▶ Stored rows:
==============================

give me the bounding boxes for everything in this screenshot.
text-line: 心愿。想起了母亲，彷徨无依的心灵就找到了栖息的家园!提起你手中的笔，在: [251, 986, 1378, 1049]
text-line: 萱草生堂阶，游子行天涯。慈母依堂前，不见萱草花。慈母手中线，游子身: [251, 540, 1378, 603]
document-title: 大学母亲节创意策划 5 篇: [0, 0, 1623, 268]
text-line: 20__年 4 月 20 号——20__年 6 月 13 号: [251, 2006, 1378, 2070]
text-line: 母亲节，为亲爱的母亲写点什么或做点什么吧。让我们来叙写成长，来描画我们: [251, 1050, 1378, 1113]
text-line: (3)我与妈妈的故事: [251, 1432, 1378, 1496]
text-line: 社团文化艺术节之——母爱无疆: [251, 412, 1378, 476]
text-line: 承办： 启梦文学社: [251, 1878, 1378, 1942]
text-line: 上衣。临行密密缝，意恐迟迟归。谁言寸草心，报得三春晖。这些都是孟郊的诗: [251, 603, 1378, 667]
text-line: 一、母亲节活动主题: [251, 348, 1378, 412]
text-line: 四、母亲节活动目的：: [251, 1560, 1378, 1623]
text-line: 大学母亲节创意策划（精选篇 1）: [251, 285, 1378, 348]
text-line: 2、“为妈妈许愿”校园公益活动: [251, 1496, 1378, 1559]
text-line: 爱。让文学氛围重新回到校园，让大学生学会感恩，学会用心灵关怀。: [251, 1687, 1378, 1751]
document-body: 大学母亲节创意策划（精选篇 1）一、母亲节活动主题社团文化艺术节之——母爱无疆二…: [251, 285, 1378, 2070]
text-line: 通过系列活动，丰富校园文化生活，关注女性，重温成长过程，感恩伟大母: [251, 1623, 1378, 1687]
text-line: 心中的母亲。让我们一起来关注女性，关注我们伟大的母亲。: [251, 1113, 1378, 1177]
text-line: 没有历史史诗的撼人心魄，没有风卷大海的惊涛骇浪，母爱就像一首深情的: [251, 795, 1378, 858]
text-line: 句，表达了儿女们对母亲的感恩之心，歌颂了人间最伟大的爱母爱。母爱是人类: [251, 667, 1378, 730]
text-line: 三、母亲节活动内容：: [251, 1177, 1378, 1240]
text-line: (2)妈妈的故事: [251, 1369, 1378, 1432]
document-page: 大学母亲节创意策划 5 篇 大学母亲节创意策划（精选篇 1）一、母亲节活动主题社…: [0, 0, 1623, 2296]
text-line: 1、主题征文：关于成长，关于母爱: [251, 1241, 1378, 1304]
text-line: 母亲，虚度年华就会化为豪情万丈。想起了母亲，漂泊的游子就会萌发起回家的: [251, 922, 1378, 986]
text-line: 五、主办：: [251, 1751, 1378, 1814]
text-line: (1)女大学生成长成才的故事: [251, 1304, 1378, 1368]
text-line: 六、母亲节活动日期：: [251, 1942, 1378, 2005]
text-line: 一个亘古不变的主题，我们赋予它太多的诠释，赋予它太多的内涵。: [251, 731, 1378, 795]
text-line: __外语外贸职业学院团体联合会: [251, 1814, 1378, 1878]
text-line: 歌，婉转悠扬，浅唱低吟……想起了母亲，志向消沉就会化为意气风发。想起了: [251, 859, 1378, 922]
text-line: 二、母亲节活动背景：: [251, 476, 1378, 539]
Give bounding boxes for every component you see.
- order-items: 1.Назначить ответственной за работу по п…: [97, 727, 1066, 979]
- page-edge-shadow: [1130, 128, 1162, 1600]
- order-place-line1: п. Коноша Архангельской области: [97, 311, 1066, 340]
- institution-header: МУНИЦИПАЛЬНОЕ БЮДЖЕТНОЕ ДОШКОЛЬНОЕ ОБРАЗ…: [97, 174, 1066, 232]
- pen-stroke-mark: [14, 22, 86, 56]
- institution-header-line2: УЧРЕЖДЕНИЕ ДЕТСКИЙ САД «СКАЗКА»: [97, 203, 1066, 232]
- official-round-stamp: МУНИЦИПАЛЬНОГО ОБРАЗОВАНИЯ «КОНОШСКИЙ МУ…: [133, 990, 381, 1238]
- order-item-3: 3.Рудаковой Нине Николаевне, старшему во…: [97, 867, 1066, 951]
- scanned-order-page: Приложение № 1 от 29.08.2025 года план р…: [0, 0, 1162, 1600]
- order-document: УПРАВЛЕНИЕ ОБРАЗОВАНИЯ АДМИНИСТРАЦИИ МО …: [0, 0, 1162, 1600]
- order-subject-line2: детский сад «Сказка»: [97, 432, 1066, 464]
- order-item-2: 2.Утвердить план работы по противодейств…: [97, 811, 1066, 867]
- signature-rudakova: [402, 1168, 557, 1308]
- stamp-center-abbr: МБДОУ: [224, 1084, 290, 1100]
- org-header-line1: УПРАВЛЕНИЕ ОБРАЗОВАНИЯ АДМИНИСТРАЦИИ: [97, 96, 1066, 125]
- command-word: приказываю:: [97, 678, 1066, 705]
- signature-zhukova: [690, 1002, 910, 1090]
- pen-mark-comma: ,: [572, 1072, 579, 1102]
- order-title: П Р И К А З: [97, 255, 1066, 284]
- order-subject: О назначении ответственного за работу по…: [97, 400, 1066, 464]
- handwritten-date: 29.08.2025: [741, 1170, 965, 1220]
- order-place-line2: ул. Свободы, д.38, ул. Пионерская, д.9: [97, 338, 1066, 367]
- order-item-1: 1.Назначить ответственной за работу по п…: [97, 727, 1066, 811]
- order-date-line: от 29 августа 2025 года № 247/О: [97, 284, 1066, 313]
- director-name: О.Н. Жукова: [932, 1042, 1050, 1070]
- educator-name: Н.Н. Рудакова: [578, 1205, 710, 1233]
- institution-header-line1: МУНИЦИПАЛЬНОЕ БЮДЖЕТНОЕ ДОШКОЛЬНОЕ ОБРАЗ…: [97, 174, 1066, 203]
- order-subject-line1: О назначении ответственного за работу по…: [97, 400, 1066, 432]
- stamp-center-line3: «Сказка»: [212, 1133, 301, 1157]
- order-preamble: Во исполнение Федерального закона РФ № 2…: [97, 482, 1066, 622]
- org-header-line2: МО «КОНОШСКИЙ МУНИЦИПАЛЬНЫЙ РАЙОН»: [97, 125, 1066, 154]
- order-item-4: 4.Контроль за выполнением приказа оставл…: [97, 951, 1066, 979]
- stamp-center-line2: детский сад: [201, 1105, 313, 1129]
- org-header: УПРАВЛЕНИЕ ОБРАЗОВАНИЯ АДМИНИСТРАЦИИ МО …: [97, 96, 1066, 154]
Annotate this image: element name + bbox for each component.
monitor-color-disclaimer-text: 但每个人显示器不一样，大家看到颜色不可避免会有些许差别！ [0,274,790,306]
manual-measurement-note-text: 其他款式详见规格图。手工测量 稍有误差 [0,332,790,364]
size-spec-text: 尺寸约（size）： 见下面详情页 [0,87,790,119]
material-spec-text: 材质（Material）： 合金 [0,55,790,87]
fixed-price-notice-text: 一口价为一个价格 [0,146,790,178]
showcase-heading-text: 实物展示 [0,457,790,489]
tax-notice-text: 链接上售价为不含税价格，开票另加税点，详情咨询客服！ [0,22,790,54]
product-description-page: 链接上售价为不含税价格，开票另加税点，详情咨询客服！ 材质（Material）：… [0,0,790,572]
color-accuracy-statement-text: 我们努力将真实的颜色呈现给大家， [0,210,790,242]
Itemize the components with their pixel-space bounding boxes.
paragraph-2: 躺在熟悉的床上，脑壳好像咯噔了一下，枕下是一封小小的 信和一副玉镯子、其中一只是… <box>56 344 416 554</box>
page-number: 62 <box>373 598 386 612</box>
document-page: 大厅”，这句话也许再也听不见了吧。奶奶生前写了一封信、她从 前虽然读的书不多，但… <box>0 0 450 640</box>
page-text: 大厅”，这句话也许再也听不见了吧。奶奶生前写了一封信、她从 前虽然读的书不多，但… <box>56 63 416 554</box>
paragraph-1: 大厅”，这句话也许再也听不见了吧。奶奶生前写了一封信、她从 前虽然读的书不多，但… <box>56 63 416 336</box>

==============================

▶ Instructions to follow: Could you repeat the items above, from the very first line up to and including the line with "text-line: 承办： 启梦文学社: [251, 1878, 1378, 1942]", swapping "bounding boxes" for "coordinates" and keeping everything else unchanged?

▶ Final answer:
give me the coordinates for everything in this screenshot.
text-line: 心愿。想起了母亲，彷徨无依的心灵就找到了栖息的家园!提起你手中的笔，在: [251, 986, 1378, 1049]
text-line: 萱草生堂阶，游子行天涯。慈母依堂前，不见萱草花。慈母手中线，游子身: [251, 540, 1378, 603]
document-title: 大学母亲节创意策划 5 篇: [0, 0, 1623, 268]
text-line: 20__年 4 月 20 号——20__年 6 月 13 号: [251, 2006, 1378, 2070]
text-line: 母亲节，为亲爱的母亲写点什么或做点什么吧。让我们来叙写成长，来描画我们: [251, 1050, 1378, 1113]
text-line: (3)我与妈妈的故事: [251, 1432, 1378, 1496]
text-line: 社团文化艺术节之——母爱无疆: [251, 412, 1378, 476]
text-line: 承办： 启梦文学社: [251, 1878, 1378, 1942]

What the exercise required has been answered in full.